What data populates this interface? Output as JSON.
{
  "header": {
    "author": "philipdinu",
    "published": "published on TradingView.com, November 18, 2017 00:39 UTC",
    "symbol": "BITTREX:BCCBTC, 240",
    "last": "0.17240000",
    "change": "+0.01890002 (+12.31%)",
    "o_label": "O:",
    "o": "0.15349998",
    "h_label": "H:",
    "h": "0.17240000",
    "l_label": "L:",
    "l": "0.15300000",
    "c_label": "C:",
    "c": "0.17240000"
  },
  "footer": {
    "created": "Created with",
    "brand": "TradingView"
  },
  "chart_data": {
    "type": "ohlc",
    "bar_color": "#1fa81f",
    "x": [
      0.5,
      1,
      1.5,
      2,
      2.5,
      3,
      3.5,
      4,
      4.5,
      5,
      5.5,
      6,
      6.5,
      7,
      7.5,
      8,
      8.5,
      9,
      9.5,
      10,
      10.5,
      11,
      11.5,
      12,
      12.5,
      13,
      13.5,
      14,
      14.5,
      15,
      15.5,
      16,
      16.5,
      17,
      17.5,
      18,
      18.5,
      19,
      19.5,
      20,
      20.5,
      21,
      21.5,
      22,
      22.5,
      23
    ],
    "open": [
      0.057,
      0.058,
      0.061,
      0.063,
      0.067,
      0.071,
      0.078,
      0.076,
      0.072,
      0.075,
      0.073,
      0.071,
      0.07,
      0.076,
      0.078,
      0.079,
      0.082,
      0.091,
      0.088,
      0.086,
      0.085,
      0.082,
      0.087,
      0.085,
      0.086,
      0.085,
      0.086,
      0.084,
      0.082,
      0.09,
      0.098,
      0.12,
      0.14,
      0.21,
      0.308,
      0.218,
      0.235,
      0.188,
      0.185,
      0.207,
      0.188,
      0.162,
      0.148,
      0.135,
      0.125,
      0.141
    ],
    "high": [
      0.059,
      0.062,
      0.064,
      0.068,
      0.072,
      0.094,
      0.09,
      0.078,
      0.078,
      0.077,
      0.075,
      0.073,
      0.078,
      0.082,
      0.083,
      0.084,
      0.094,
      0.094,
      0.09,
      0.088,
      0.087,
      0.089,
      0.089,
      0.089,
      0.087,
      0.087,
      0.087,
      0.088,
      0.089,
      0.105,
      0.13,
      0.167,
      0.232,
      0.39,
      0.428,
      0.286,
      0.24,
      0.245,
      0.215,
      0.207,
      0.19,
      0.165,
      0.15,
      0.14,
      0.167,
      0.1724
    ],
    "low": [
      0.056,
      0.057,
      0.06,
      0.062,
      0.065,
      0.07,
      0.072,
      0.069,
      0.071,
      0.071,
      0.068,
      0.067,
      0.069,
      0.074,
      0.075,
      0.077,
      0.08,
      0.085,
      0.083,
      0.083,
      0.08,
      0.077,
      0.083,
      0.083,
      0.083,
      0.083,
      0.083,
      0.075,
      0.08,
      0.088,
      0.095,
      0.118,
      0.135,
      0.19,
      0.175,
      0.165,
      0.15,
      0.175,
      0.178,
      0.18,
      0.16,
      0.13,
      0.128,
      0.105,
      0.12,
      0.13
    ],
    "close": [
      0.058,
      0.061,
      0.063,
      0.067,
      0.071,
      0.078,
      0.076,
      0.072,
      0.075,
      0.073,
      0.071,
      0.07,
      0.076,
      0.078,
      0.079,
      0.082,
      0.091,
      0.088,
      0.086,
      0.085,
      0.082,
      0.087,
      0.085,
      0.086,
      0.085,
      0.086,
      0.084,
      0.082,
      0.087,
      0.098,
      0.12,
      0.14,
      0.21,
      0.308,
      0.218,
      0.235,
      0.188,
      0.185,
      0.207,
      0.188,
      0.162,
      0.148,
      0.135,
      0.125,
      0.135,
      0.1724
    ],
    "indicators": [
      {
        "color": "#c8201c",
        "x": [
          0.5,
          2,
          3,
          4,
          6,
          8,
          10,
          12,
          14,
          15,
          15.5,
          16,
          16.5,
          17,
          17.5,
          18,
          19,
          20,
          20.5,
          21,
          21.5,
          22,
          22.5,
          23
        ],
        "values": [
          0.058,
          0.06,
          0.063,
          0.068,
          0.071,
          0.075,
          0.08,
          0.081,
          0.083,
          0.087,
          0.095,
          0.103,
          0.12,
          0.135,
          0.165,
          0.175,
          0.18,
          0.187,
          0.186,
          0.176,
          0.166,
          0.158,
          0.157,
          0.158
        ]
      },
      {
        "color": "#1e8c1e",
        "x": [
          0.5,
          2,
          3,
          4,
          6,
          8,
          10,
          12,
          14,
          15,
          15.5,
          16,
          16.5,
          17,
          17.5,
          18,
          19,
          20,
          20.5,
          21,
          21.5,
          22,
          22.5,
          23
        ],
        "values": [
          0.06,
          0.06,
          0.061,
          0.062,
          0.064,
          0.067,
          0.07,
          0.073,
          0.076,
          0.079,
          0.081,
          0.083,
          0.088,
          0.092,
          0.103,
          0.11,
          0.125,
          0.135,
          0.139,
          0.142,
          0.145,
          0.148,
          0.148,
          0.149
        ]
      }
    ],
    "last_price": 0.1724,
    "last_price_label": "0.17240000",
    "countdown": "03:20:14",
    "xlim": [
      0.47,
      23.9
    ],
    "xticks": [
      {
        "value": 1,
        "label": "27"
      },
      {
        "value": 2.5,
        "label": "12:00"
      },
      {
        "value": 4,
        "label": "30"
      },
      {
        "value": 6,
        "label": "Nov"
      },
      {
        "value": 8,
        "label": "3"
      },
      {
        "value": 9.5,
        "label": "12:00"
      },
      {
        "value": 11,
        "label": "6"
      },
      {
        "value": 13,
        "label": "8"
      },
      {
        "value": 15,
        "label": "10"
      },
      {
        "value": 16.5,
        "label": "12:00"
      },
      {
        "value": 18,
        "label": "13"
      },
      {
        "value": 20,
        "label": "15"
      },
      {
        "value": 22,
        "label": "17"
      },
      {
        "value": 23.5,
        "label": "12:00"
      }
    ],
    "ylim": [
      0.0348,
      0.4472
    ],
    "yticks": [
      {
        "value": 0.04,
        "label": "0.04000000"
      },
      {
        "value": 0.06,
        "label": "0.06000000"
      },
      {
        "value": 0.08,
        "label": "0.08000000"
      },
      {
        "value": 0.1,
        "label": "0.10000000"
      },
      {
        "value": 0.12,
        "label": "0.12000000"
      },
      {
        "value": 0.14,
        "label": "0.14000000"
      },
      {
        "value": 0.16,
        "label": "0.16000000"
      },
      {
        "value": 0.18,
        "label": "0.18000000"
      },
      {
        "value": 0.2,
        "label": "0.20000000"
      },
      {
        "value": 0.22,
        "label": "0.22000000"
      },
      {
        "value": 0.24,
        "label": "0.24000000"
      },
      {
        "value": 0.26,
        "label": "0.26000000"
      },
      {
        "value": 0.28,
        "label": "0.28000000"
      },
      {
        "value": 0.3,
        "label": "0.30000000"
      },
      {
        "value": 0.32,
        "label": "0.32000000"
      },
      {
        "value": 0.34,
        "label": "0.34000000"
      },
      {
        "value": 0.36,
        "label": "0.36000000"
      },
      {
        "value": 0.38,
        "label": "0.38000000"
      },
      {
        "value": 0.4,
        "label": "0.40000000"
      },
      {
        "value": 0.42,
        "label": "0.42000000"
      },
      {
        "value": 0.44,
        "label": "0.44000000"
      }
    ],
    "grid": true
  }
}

__________

Write out every entry exactly as given.

What data populates this interface? Output as JSON.
{
  "header": {
    "author": "philipdinu",
    "published": "published on TradingView.com, November 18, 2017 00:39 UTC",
    "symbol": "BITTREX:BCCBTC, 240",
    "last": "0.17240000",
    "change": "+0.01890002 (+12.31%)",
    "o_label": "O:",
    "o": "0.15349998",
    "h_label": "H:",
    "h": "0.17240000",
    "l_label": "L:",
    "l": "0.15300000",
    "c_label": "C:",
    "c": "0.17240000"
  },
  "footer": {
    "created": "Created with",
    "brand": "TradingView"
  },
  "chart_data": {
    "type": "ohlc",
    "bar_color": "#1fa81f",
    "x": [
      0.5,
      1,
      1.5,
      2,
      2.5,
      3,
      3.5,
      4,
      4.5,
      5,
      5.5,
      6,
      6.5,
      7,
      7.5,
      8,
      8.5,
      9,
      9.5,
      10,
      10.5,
      11,
      11.5,
      12,
      12.5,
      13,
      13.5,
      14,
      14.5,
      15,
      15.5,
      16,
      16.5,
      17,
      17.5,
      18,
      18.5,
      19,
      19.5,
      20,
      20.5,
      21,
      21.5,
      22,
      22.5,
      23
    ],
    "open": [
      0.057,
      0.058,
      0.061,
      0.063,
      0.067,
      0.071,
      0.078,
      0.076,
      0.072,
      0.075,
      0.073,
      0.071,
      0.07,
      0.076,
      0.078,
      0.079,
      0.082,
      0.091,
      0.088,
      0.086,
      0.085,
      0.082,
      0.087,
      0.085,
      0.086,
      0.085,
      0.086,
      0.084,
      0.082,
      0.09,
      0.098,
      0.12,
      0.14,
      0.21,
      0.308,
      0.218,
      0.235,
      0.188,
      0.185,
      0.207,
      0.188,
      0.162,
      0.148,
      0.135,
      0.125,
      0.141
    ],
    "high": [
      0.059,
      0.062,
      0.064,
      0.068,
      0.072,
      0.094,
      0.09,
      0.078,
      0.078,
      0.077,
      0.075,
      0.073,
      0.078,
      0.082,
      0.083,
      0.084,
      0.094,
      0.094,
      0.09,
      0.088,
      0.087,
      0.089,
      0.089,
      0.089,
      0.087,
      0.087,
      0.087,
      0.088,
      0.089,
      0.105,
      0.13,
      0.167,
      0.232,
      0.39,
      0.428,
      0.286,
      0.24,
      0.245,
      0.215,
      0.207,
      0.19,
      0.165,
      0.15,
      0.14,
      0.167,
      0.1724
    ],
    "low": [
      0.056,
      0.057,
      0.06,
      0.062,
      0.065,
      0.07,
      0.072,
      0.069,
      0.071,
      0.071,
      0.068,
      0.067,
      0.069,
      0.074,
      0.075,
      0.077,
      0.08,
      0.085,
      0.083,
      0.083,
      0.08,
      0.077,
      0.083,
      0.083,
      0.083,
      0.083,
      0.083,
      0.075,
      0.08,
      0.088,
      0.095,
      0.118,
      0.135,
      0.19,
      0.175,
      0.165,
      0.15,
      0.175,
      0.178,
      0.18,
      0.16,
      0.13,
      0.128,
      0.105,
      0.12,
      0.13
    ],
    "close": [
      0.058,
      0.061,
      0.063,
      0.067,
      0.071,
      0.078,
      0.076,
      0.072,
      0.075,
      0.073,
      0.071,
      0.07,
      0.076,
      0.078,
      0.079,
      0.082,
      0.091,
      0.088,
      0.086,
      0.085,
      0.082,
      0.087,
      0.085,
      0.086,
      0.085,
      0.086,
      0.084,
      0.082,
      0.087,
      0.098,
      0.12,
      0.14,
      0.21,
      0.308,
      0.218,
      0.235,
      0.188,
      0.185,
      0.207,
      0.188,
      0.162,
      0.148,
      0.135,
      0.125,
      0.135,
      0.1724
    ],
    "indicators": [
      {
        "color": "#c8201c",
        "x": [
          0.5,
          2,
          3,
          4,
          6,
          8,
          10,
          12,
          14,
          15,
          15.5,
          16,
          16.5,
          17,
          17.5,
          18,
          19,
          20,
          20.5,
          21,
          21.5,
          22,
          22.5,
          23
        ],
        "values": [
          0.058,
          0.06,
          0.063,
          0.068,
          0.071,
          0.075,
          0.08,
          0.081,
          0.083,
          0.087,
          0.095,
          0.103,
          0.12,
          0.135,
          0.165,
          0.175,
          0.18,
          0.187,
          0.186,
          0.176,
          0.166,
          0.158,
          0.157,
          0.158
        ]
      },
      {
        "color": "#1e8c1e",
        "x": [
          0.5,
          2,
          3,
          4,
          6,
          8,
          10,
          12,
          14,
          15,
          15.5,
          16,
          16.5,
          17,
          17.5,
          18,
          19,
          20,
          20.5,
          21,
          21.5,
          22,
          22.5,
          23
        ],
        "values": [
          0.06,
          0.06,
          0.061,
          0.062,
          0.064,
          0.067,
          0.07,
          0.073,
          0.076,
          0.079,
          0.081,
          0.083,
          0.088,
          0.092,
          0.103,
          0.11,
          0.125,
          0.135,
          0.139,
          0.142,
          0.145,
          0.148,
          0.148,
          0.149
        ]
      }
    ],
    "last_price": 0.1724,
    "last_price_label": "0.17240000",
    "countdown": "03:20:14",
    "xlim": [
      0.47,
      23.9
    ],
    "xticks": [
      {
        "value": 1,
        "label": "27"
      },
      {
        "value": 2.5,
        "label": "12:00"
      },
      {
        "value": 4,
        "label": "30"
      },
      {
        "value": 6,
        "label": "Nov"
      },
      {
        "value": 8,
        "label": "3"
      },
      {
        "value": 9.5,
        "label": "12:00"
      },
      {
        "value": 11,
        "label": "6"
      },
      {
        "value": 13,
        "label": "8"
      },
      {
        "value": 15,
        "label": "10"
      },
      {
        "value": 16.5,
        "label": "12:00"
      },
      {
        "value": 18,
        "label": "13"
      },
      {
        "value": 20,
        "label": "15"
      },
      {
        "value": 22,
        "label": "17"
      },
      {
        "value": 23.5,
        "label": "12:00"
      }
    ],
    "ylim": [
      0.0348,
      0.4472
    ],
    "yticks": [
      {
        "value": 0.04,
        "label": "0.04000000"
      },
      {
        "value": 0.06,
        "label": "0.06000000"
      },
      {
        "value": 0.08,
        "label": "0.08000000"
      },
      {
        "value": 0.1,
        "label": "0.10000000"
      },
      {
        "value": 0.12,
        "label": "0.12000000"
      },
      {
        "value": 0.14,
        "label": "0.14000000"
      },
      {
        "value": 0.16,
        "label": "0.16000000"
      },
      {
        "value": 0.18,
        "label": "0.18000000"
      },
      {
        "value": 0.2,
        "label": "0.20000000"
      },
      {
        "value": 0.22,
        "label": "0.22000000"
      },
      {
        "value": 0.24,
        "label": "0.24000000"
      },
      {
        "value": 0.26,
        "label": "0.26000000"
      },
      {
        "value": 0.28,
        "label": "0.28000000"
      },
      {
        "value": 0.3,
        "label": "0.30000000"
      },
      {
        "value": 0.32,
        "label": "0.32000000"
      },
      {
        "value": 0.34,
        "label": "0.34000000"
      },
      {
        "value": 0.36,
        "label": "0.36000000"
      },
      {
        "value": 0.38,
        "label": "0.38000000"
      },
      {
        "value": 0.4,
        "label": "0.40000000"
      },
      {
        "value": 0.42,
        "label": "0.42000000"
      },
      {
        "value": 0.44,
        "label": "0.44000000"
      }
    ],
    "grid": true
  }
}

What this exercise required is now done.